# Start of Information provided
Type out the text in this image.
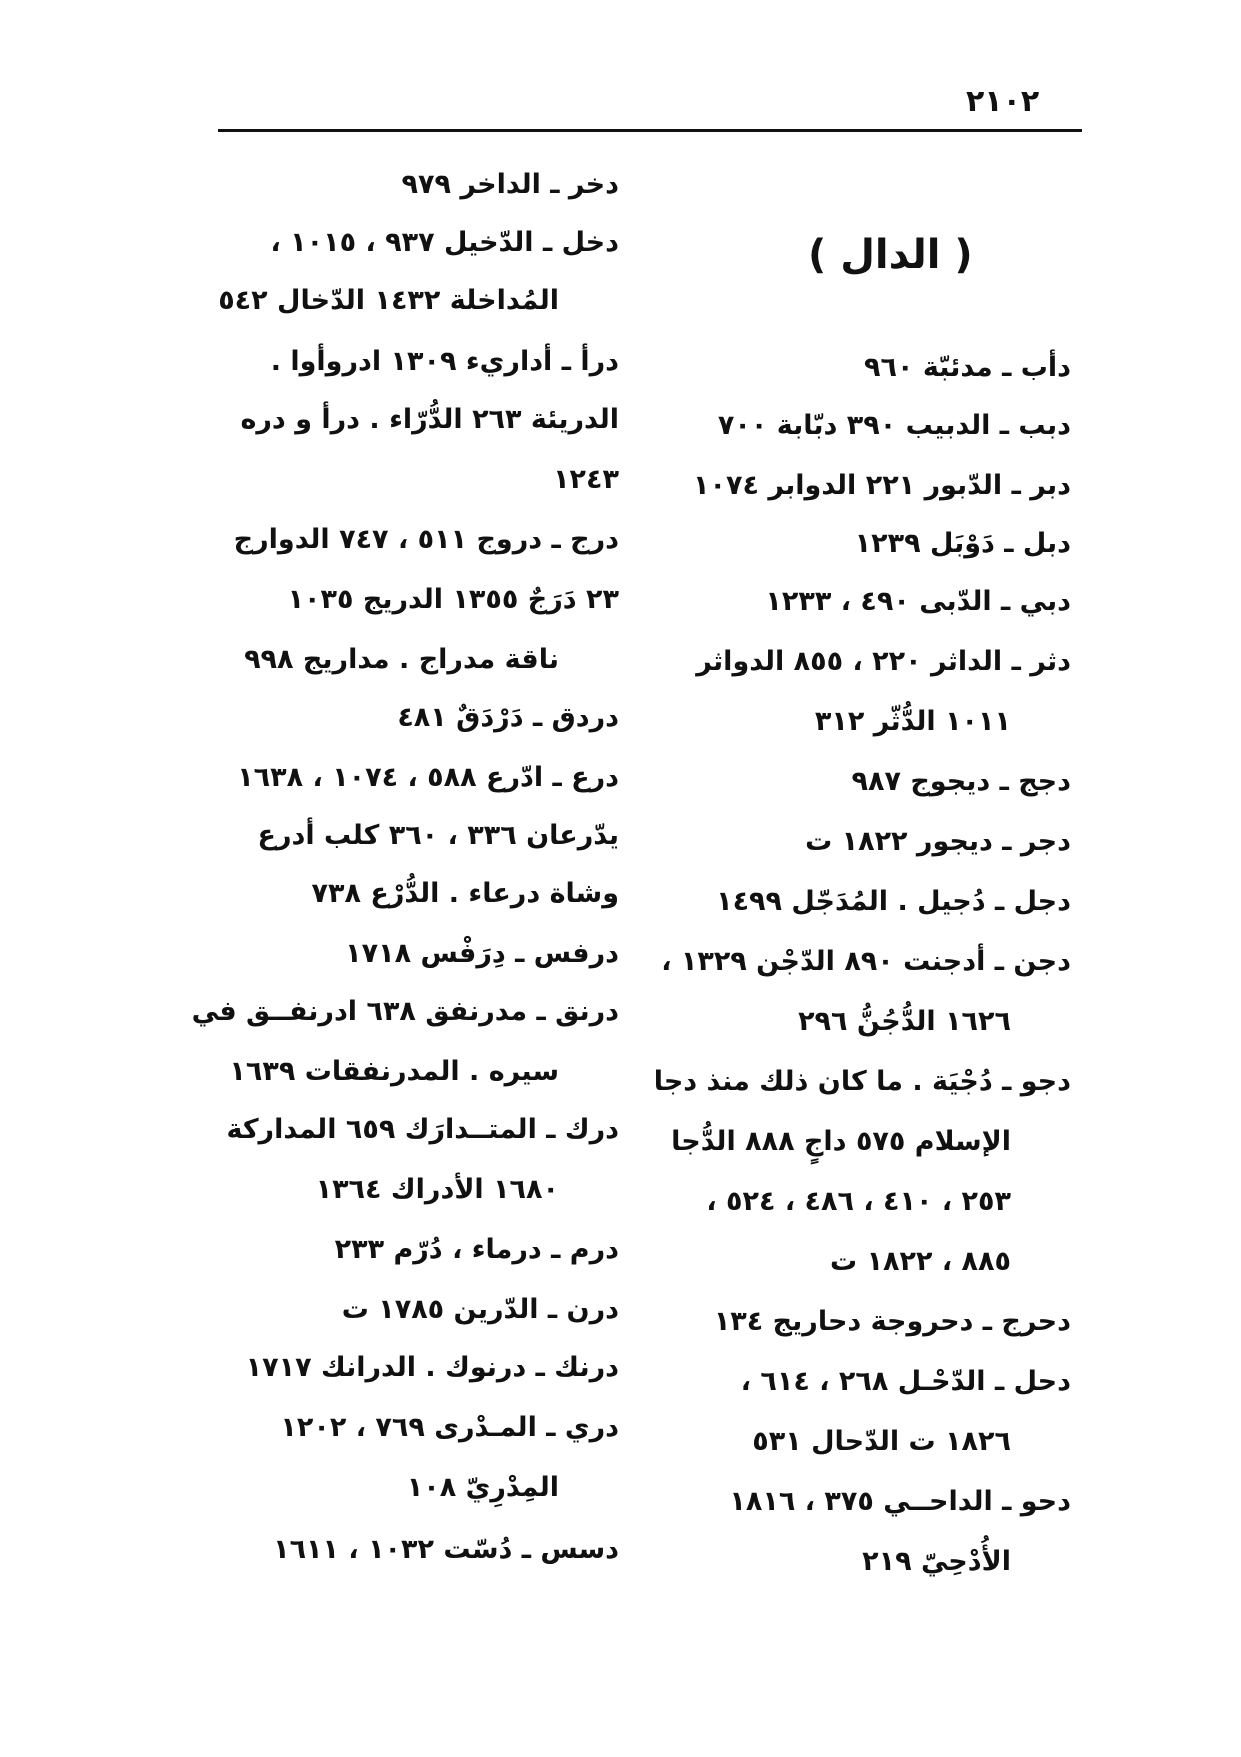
٢١٠٢
( الدال )
دأب ـ مدئبّة ٩٦٠
دبب ـ الدبيب ٣٩٠ دبّابة ٧٠٠
دبر ـ الدّبور ٢٢١ الدوابر ١٠٧٤
دبل ـ دَوْبَل ١٢٣٩
دبي ـ الدّبى ٤٩٠ ، ١٢٣٣
دثر ـ الداثر ٢٢٠ ، ٨٥٥ الدواثر
١٠١١ الدُّثّر ٣١٢
دجج ـ ديجوج ٩٨٧
دجر ـ ديجور ١٨٢٢ ت
دجل ـ دُجيل . المُدَجّل ١٤٩٩
دجن ـ أدجنت ٨٩٠ الدّجْن ١٣٢٩ ،
١٦٢٦ الدُّجُنُّ ٢٩٦
دجو ـ دُجْيَة . ما كان ذلك منذ دجا
الإسلام ٥٧٥ داجٍ ٨٨٨ الدُّجا
٢٥٣ ، ٤١٠ ، ٤٨٦ ، ٥٢٤ ،
٨٨٥ ، ١٨٢٢ ت
دحرج ـ دحروجة دحاريج ١٣٤
دحل ـ الدّحْـل ٢٦٨ ، ٦١٤ ،
١٨٢٦ ت الدّحال ٥٣١
دحو ـ الداحــي ٣٧٥ ، ١٨١٦
الأُدْحِيّ ٢١٩
دخر ـ الداخر ٩٧٩
دخل ـ الدّخيل ٩٣٧ ، ١٠١٥ ،
المُداخلة ١٤٣٢ الدّخال ٥٤٢
درأ ـ أداريء ١٣٠٩ ادروأوا .
الدريئة ٢٦٣ الدُّرّاء . درأ و دره
١٢٤٣
درج ـ دروج ٥١١ ، ٧٤٧ الدوارج
٢٣ دَرَجٌ ١٣٥٥ الدريج ١٠٣٥
ناقة مدراج . مداريج ٩٩٨
دردق ـ دَرْدَقٌ ٤٨١
درع ـ ادّرع ٥٨٨ ، ١٠٧٤ ، ١٦٣٨
يدّرعان ٣٣٦ ، ٣٦٠ كلب أدرع
وشاة درعاء . الدُّرْع ٧٣٨
درفس ـ دِرَفْس ١٧١٨
درنق ـ مدرنفق ٦٣٨ ادرنفــق في
سيره . المدرنفقات ١٦٣٩
درك ـ المتــدارَك ٦٥٩ المداركة
١٦٨٠ الأدراك ١٣٦٤
درم ـ درماء ، دُرّم ٢٣٣
درن ـ الدّرين ١٧٨٥ ت
درنك ـ درنوك . الدرانك ١٧١٧
دري ـ المـدْرى ٧٦٩ ، ١٢٠٢
المِدْرِيّ ١٠٨
دسس ـ دُسّت ١٠٣٢ ، ١٦١١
# End of Information provided
*Given request:*
Ignore the images and quote every line of the listing exactly.

*Output below:*
Type out the text in this image.
٢١٠٢
( الدال )
دأب ـ مدئبّة ٩٦٠
دبب ـ الدبيب ٣٩٠ دبّابة ٧٠٠
دبر ـ الدّبور ٢٢١ الدوابر ١٠٧٤
دبل ـ دَوْبَل ١٢٣٩
دبي ـ الدّبى ٤٩٠ ، ١٢٣٣
دثر ـ الداثر ٢٢٠ ، ٨٥٥ الدواثر
١٠١١ الدُّثّر ٣١٢
دجج ـ ديجوج ٩٨٧
دجر ـ ديجور ١٨٢٢ ت
دجل ـ دُجيل . المُدَجّل ١٤٩٩
دجن ـ أدجنت ٨٩٠ الدّجْن ١٣٢٩ ،
١٦٢٦ الدُّجُنُّ ٢٩٦
دجو ـ دُجْيَة . ما كان ذلك منذ دجا
الإسلام ٥٧٥ داجٍ ٨٨٨ الدُّجا
٢٥٣ ، ٤١٠ ، ٤٨٦ ، ٥٢٤ ،
٨٨٥ ، ١٨٢٢ ت
دحرج ـ دحروجة دحاريج ١٣٤
دحل ـ الدّحْـل ٢٦٨ ، ٦١٤ ،
١٨٢٦ ت الدّحال ٥٣١
دحو ـ الداحــي ٣٧٥ ، ١٨١٦
الأُدْحِيّ ٢١٩
دخر ـ الداخر ٩٧٩
دخل ـ الدّخيل ٩٣٧ ، ١٠١٥ ،
المُداخلة ١٤٣٢ الدّخال ٥٤٢
درأ ـ أداريء ١٣٠٩ ادروأوا .
الدريئة ٢٦٣ الدُّرّاء . درأ و دره
١٢٤٣
درج ـ دروج ٥١١ ، ٧٤٧ الدوارج
٢٣ دَرَجٌ ١٣٥٥ الدريج ١٠٣٥
ناقة مدراج . مداريج ٩٩٨
دردق ـ دَرْدَقٌ ٤٨١
درع ـ ادّرع ٥٨٨ ، ١٠٧٤ ، ١٦٣٨
يدّرعان ٣٣٦ ، ٣٦٠ كلب أدرع
وشاة درعاء . الدُّرْع ٧٣٨
درفس ـ دِرَفْس ١٧١٨
درنق ـ مدرنفق ٦٣٨ ادرنفــق في
سيره . المدرنفقات ١٦٣٩
درك ـ المتــدارَك ٦٥٩ المداركة
١٦٨٠ الأدراك ١٣٦٤
درم ـ درماء ، دُرّم ٢٣٣
درن ـ الدّرين ١٧٨٥ ت
درنك ـ درنوك . الدرانك ١٧١٧
دري ـ المـدْرى ٧٦٩ ، ١٢٠٢
المِدْرِيّ ١٠٨
دسس ـ دُسّت ١٠٣٢ ، ١٦١١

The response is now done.